-- Materials provided --
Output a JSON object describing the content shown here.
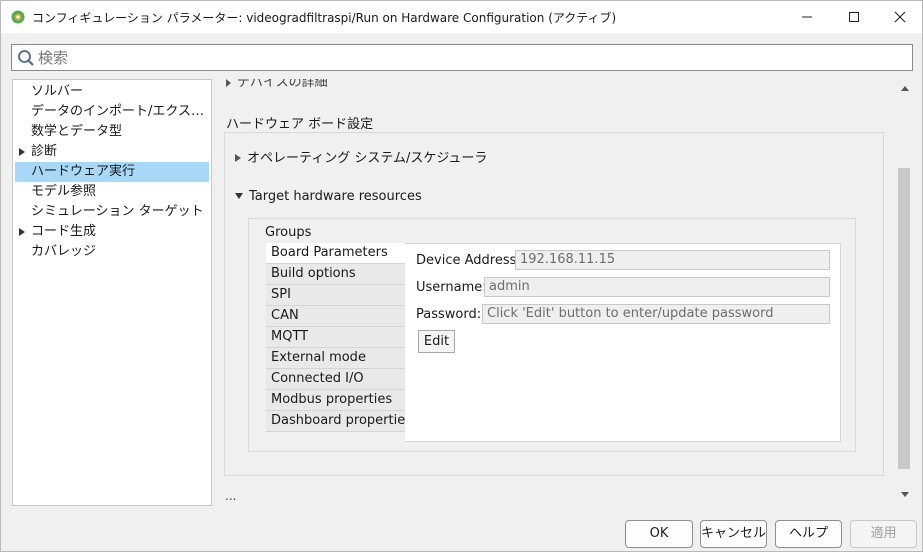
{
  "window": {
    "title": "コンフィギュレーション パラメーター: videogradfiltraspi/Run on Hardware Configuration (アクティブ)"
  },
  "search": {
    "placeholder": "検索",
    "value": ""
  },
  "tree": {
    "items": [
      {
        "label": "ソルバー",
        "expandable": false,
        "selected": false
      },
      {
        "label": "データのインポート/エクスポート",
        "expandable": false,
        "selected": false
      },
      {
        "label": "数学とデータ型",
        "expandable": false,
        "selected": false
      },
      {
        "label": "診断",
        "expandable": true,
        "selected": false
      },
      {
        "label": "ハードウェア実行",
        "expandable": false,
        "selected": true
      },
      {
        "label": "モデル参照",
        "expandable": false,
        "selected": false
      },
      {
        "label": "シミュレーション ターゲット",
        "expandable": false,
        "selected": false
      },
      {
        "label": "コード生成",
        "expandable": true,
        "selected": false
      },
      {
        "label": "カバレッジ",
        "expandable": false,
        "selected": false
      }
    ]
  },
  "panel": {
    "cut_off_label": "デバイスの詳細",
    "section_title": "ハードウェア ボード設定",
    "os_scheduler_label": "オペレーティング システム/スケジューラ",
    "target_resources_label": "Target hardware resources",
    "groups_label": "Groups",
    "groups": [
      {
        "label": "Board Parameters",
        "active": true
      },
      {
        "label": "Build options",
        "active": false
      },
      {
        "label": "SPI",
        "active": false
      },
      {
        "label": "CAN",
        "active": false
      },
      {
        "label": "MQTT",
        "active": false
      },
      {
        "label": "External mode",
        "active": false
      },
      {
        "label": "Connected I/O",
        "active": false
      },
      {
        "label": "Modbus properties",
        "active": false
      },
      {
        "label": "Dashboard properties",
        "active": false
      }
    ],
    "fields": {
      "device_address_label": "Device Address:",
      "device_address_value": "192.168.11.15",
      "username_label": "Username:",
      "username_value": "admin",
      "password_label": "Password:",
      "password_value": "Click 'Edit' button to enter/update password"
    },
    "edit_label": "Edit",
    "more_label": "..."
  },
  "buttons": {
    "ok": "OK",
    "cancel": "キャンセル",
    "help": "ヘルプ",
    "apply": "適用"
  },
  "colors": {
    "selected_tree_bg": "#a7d8f7",
    "window_bg": "#f0f0f0"
  }
}
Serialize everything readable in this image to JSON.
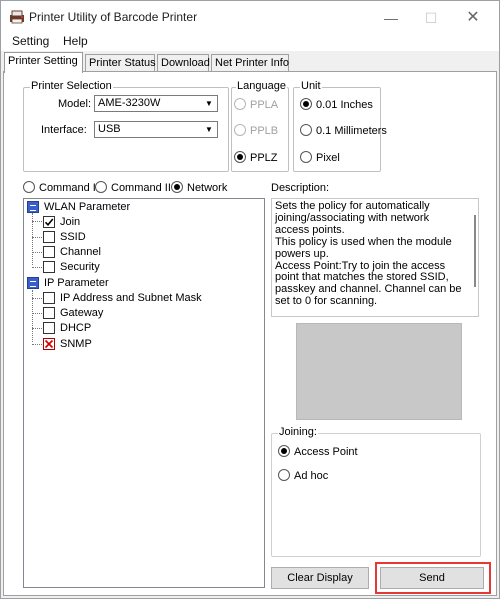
{
  "window": {
    "title": "Printer Utility of Barcode Printer",
    "icon": "printer-app-icon",
    "controls": {
      "minimize": "—",
      "maximize": "☐",
      "close": "✕"
    }
  },
  "menu": {
    "items": [
      "Setting",
      "Help"
    ]
  },
  "tabs": [
    "Printer Setting",
    "Printer Status",
    "Download",
    "Net Printer Info"
  ],
  "active_tab": "Printer Setting",
  "printer_selection": {
    "label": "Printer Selection",
    "model_label": "Model:",
    "model_value": "AME-3230W",
    "interface_label": "Interface:",
    "interface_value": "USB"
  },
  "language": {
    "label": "Language",
    "options": [
      "PPLA",
      "PPLB",
      "PPLZ"
    ],
    "selected": "PPLZ"
  },
  "unit": {
    "label": "Unit",
    "options": [
      "0.01 Inches",
      "0.1 Millimeters",
      "Pixel"
    ],
    "selected": "0.01 Inches"
  },
  "command_mode": {
    "options": [
      "Command I",
      "Command II",
      "Network"
    ],
    "selected": "Network"
  },
  "tree": {
    "groups": [
      {
        "label": "WLAN Parameter",
        "items": [
          {
            "label": "Join",
            "state": "checked"
          },
          {
            "label": "SSID",
            "state": "unchecked"
          },
          {
            "label": "Channel",
            "state": "unchecked"
          },
          {
            "label": "Security",
            "state": "unchecked"
          }
        ]
      },
      {
        "label": "IP Parameter",
        "items": [
          {
            "label": "IP Address and Subnet Mask",
            "state": "unchecked"
          },
          {
            "label": "Gateway",
            "state": "unchecked"
          },
          {
            "label": "DHCP",
            "state": "unchecked"
          },
          {
            "label": "SNMP",
            "state": "cross"
          }
        ]
      }
    ]
  },
  "description": {
    "label": "Description:",
    "text": "Sets the policy for automatically joining/associating with network access points.\nThis policy is used when the module powers up.\nAccess Point:Try to join the access point that matches the stored SSID, passkey and channel. Channel can be set to 0 for scanning."
  },
  "joining": {
    "label": "Joining:",
    "options": [
      "Access Point",
      "Ad hoc"
    ],
    "selected": "Access Point"
  },
  "buttons": {
    "clear_display": "Clear Display",
    "send": "Send"
  },
  "colors": {
    "highlight": "#e53935",
    "preview_bg": "#c8c8c8",
    "tree_group_icon": "#3a5fcd"
  }
}
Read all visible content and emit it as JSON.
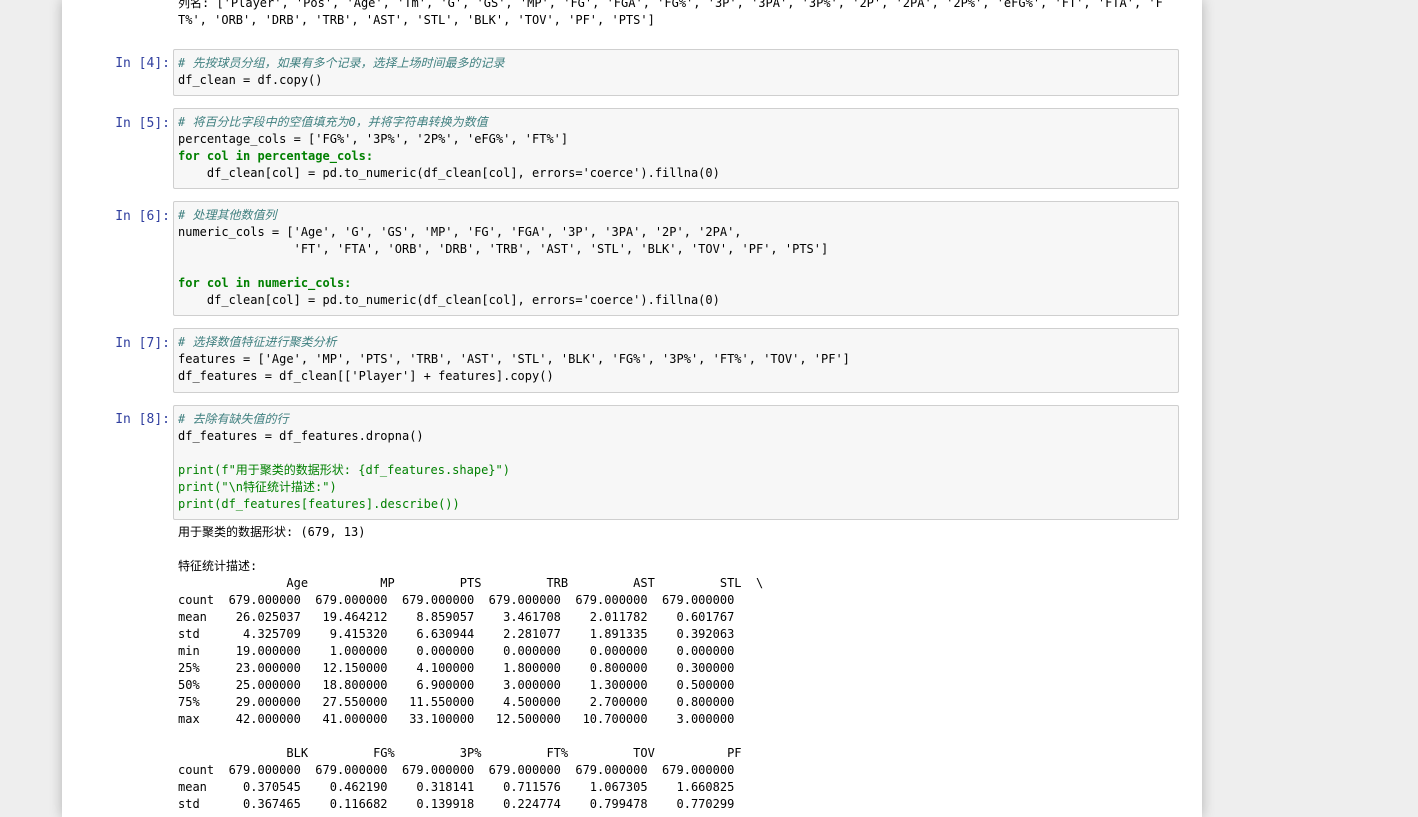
{
  "top_output": {
    "line1": "列名: ['Player', 'Pos', 'Age', 'Tm', 'G', 'GS', 'MP', 'FG', 'FGA', 'FG%', '3P', '3PA', '3P%', '2P', '2PA', '2P%', 'eFG%', 'FT', 'FTA', 'F",
    "line2": "T%', 'ORB', 'DRB', 'TRB', 'AST', 'STL', 'BLK', 'TOV', 'PF', 'PTS']"
  },
  "cells": [
    {
      "prompt": "In [4]:",
      "comment": "# 先按球员分组，如果有多个记录，选择上场时间最多的记录",
      "code_line": "df_clean = df.copy()"
    },
    {
      "prompt": "In [5]:",
      "comment": "# 将百分比字段中的空值填充为0，并将字符串转换为数值",
      "percentage_line": "percentage_cols = ['FG%', '3P%', '2P%', 'eFG%', 'FT%']",
      "for_line": "for col in percentage_cols:",
      "body_line": "    df_clean[col] = pd.to_numeric(df_clean[col], errors='coerce').fillna(0)"
    },
    {
      "prompt": "In [6]:",
      "comment": "# 处理其他数值列",
      "numeric_line1": "numeric_cols = ['Age', 'G', 'GS', 'MP', 'FG', 'FGA', '3P', '3PA', '2P', '2PA',",
      "numeric_line2": "                'FT', 'FTA', 'ORB', 'DRB', 'TRB', 'AST', 'STL', 'BLK', 'TOV', 'PF', 'PTS']",
      "for_line": "for col in numeric_cols:",
      "body_line": "    df_clean[col] = pd.to_numeric(df_clean[col], errors='coerce').fillna(0)"
    },
    {
      "prompt": "In [7]:",
      "comment": "# 选择数值特征进行聚类分析",
      "features_line": "features = ['Age', 'MP', 'PTS', 'TRB', 'AST', 'STL', 'BLK', 'FG%', '3P%', 'FT%', 'TOV', 'PF']",
      "df_features_line": "df_features = df_clean[['Player'] + features].copy()"
    },
    {
      "prompt": "In [8]:",
      "comment": "# 去除有缺失值的行",
      "dropna_line": "df_features = df_features.dropna()",
      "print1": "print(f\"用于聚类的数据形状: {df_features.shape}\")",
      "print2": "print(\"\\n特征统计描述:\")",
      "print3": "print(df_features[features].describe())"
    }
  ],
  "output": {
    "shape_line": "用于聚类的数据形状: (679, 13)",
    "desc_title": "特征统计描述:",
    "table1": {
      "header": "               Age          MP         PTS         TRB         AST         STL  \\",
      "rows": [
        "count  679.000000  679.000000  679.000000  679.000000  679.000000  679.000000",
        "mean    26.025037   19.464212    8.859057    3.461708    2.011782    0.601767",
        "std      4.325709    9.415320    6.630944    2.281077    1.891335    0.392063",
        "min     19.000000    1.000000    0.000000    0.000000    0.000000    0.000000",
        "25%     23.000000   12.150000    4.100000    1.800000    0.800000    0.300000",
        "50%     25.000000   18.800000    6.900000    3.000000    1.300000    0.500000",
        "75%     29.000000   27.550000   11.550000    4.500000    2.700000    0.800000",
        "max     42.000000   41.000000   33.100000   12.500000   10.700000    3.000000"
      ]
    },
    "table2": {
      "header": "               BLK         FG%         3P%         FT%         TOV          PF",
      "rows": [
        "count  679.000000  679.000000  679.000000  679.000000  679.000000  679.000000",
        "mean     0.370545    0.462190    0.318141    0.711576    1.067305    1.660825",
        "std      0.367465    0.116682    0.139918    0.224774    0.799478    0.770299"
      ]
    }
  }
}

-- Directive --
Among the entries above, identify all lines with "mean" and copy them.

-- Task solution --
        "mean    26.025037   19.464212    8.859057    3.461708    2.011782    0.601767",
        "mean     0.370545    0.462190    0.318141    0.711576    1.067305    1.660825",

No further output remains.